__Written problem__:
Recast the records from their first line up to and including the line with "aichunjing-logo-icon (513, 547, 558, 589)" as a JSON list of strings, one string per line, with blank lines left out.

[Layout annotation records]
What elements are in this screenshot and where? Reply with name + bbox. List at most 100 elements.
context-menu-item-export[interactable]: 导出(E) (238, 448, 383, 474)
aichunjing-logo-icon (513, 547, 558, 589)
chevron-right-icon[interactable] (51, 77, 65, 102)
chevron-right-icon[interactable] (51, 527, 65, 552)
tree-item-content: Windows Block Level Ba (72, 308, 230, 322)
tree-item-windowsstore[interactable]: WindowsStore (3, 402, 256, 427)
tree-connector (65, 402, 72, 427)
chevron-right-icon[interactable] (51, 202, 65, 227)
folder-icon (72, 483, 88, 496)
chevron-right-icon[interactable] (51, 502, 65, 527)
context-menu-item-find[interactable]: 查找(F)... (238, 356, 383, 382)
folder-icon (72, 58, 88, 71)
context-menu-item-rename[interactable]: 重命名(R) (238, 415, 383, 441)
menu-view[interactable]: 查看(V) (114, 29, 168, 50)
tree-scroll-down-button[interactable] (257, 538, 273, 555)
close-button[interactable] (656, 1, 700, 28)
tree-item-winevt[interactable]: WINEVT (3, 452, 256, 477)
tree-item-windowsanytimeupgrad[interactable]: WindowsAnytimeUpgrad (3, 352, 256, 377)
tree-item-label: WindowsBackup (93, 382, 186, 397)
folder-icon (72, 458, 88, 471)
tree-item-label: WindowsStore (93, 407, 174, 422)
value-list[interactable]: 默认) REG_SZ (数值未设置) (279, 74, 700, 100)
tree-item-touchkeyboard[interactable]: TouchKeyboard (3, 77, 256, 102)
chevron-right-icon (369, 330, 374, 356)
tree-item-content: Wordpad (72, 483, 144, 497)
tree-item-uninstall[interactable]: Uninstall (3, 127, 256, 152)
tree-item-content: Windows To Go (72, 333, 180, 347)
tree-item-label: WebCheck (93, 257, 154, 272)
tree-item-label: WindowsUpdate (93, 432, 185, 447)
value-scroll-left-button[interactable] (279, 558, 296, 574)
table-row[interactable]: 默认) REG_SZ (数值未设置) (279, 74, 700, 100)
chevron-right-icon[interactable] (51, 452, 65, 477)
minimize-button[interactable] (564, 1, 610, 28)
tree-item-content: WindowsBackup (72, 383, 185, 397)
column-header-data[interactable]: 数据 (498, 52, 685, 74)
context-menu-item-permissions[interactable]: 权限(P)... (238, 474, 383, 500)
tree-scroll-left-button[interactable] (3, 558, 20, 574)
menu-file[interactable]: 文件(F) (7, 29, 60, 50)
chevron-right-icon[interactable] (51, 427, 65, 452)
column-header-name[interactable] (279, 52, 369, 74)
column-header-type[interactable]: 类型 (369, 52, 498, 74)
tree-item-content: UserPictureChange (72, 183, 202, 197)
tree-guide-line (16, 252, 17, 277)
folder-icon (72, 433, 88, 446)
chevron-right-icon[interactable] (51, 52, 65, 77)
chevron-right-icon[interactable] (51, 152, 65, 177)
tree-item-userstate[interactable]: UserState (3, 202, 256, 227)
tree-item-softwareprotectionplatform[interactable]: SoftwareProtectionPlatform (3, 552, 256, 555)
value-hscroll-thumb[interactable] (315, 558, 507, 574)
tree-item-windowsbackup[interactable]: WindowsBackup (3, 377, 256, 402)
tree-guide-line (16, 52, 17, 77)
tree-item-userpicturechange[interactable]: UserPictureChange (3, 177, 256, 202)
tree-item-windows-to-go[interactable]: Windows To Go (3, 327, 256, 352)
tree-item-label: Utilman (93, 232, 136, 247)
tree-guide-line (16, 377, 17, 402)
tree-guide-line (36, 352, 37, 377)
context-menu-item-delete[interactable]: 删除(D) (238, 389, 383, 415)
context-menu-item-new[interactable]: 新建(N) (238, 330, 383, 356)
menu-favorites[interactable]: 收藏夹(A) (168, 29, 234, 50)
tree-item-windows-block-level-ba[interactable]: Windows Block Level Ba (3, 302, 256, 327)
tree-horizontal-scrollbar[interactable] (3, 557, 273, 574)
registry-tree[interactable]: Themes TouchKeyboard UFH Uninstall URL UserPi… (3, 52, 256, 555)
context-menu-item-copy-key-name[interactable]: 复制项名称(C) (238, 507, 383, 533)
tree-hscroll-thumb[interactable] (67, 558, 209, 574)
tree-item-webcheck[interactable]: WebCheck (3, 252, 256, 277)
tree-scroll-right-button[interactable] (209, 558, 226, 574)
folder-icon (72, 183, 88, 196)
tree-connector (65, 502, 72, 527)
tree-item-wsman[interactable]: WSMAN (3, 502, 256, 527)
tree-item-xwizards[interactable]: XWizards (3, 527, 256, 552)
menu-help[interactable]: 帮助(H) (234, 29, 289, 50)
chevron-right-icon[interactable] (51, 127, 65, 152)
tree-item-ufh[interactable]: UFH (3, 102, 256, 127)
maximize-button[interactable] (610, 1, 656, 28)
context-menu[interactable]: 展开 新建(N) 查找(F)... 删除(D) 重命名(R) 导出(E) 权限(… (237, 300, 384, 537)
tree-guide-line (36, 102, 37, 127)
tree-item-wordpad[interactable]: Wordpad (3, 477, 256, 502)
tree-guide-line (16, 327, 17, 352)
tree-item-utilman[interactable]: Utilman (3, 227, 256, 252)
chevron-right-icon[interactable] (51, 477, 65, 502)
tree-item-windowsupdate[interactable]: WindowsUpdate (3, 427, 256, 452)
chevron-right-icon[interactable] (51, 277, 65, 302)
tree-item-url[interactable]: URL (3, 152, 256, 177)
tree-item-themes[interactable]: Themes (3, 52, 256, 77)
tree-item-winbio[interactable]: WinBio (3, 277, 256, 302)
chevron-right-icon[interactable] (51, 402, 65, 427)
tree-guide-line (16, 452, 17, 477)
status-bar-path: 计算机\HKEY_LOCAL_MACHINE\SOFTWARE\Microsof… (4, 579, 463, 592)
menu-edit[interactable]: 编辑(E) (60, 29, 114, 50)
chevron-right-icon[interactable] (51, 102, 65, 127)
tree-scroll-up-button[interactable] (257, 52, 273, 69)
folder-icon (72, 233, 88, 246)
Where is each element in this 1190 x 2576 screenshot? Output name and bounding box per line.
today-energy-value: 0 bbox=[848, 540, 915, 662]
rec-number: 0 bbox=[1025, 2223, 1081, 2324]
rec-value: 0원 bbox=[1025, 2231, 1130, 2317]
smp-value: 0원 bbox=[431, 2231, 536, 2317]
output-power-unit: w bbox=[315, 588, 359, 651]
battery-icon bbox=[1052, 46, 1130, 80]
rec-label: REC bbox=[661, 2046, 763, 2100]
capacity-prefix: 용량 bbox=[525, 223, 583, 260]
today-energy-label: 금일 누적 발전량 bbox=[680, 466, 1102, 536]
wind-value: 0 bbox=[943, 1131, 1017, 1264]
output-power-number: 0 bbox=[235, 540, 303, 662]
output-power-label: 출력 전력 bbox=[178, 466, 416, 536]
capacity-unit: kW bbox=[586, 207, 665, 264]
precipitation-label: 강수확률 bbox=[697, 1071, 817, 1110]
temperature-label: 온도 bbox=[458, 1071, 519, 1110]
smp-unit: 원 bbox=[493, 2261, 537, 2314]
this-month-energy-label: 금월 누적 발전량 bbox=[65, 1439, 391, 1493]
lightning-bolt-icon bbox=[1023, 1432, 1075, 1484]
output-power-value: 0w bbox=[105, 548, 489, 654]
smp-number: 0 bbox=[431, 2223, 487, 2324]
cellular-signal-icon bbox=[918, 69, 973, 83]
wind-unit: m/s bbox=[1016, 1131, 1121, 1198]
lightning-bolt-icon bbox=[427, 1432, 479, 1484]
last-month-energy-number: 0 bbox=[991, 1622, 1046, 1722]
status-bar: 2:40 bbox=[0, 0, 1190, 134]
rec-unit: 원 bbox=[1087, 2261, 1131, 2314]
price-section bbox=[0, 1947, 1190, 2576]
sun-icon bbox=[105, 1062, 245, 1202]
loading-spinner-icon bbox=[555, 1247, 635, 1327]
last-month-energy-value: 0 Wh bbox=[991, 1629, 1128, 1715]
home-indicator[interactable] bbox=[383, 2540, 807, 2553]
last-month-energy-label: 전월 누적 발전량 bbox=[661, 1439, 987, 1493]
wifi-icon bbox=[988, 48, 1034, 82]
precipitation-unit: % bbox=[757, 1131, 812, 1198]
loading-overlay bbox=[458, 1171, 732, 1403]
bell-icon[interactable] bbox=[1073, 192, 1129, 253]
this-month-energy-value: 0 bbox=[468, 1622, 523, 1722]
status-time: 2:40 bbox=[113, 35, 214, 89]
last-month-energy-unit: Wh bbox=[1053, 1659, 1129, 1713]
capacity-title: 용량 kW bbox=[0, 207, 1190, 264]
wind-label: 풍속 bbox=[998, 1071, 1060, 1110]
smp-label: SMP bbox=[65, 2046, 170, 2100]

__Solution to this exercise__:
[
  "What elements are in this screenshot and where? Reply with name + bbox. List at most 100 elements.",
  "context-menu-item-export[interactable]: 导出(E) (238, 448, 383, 474)",
  "aichunjing-logo-icon (513, 547, 558, 589)"
]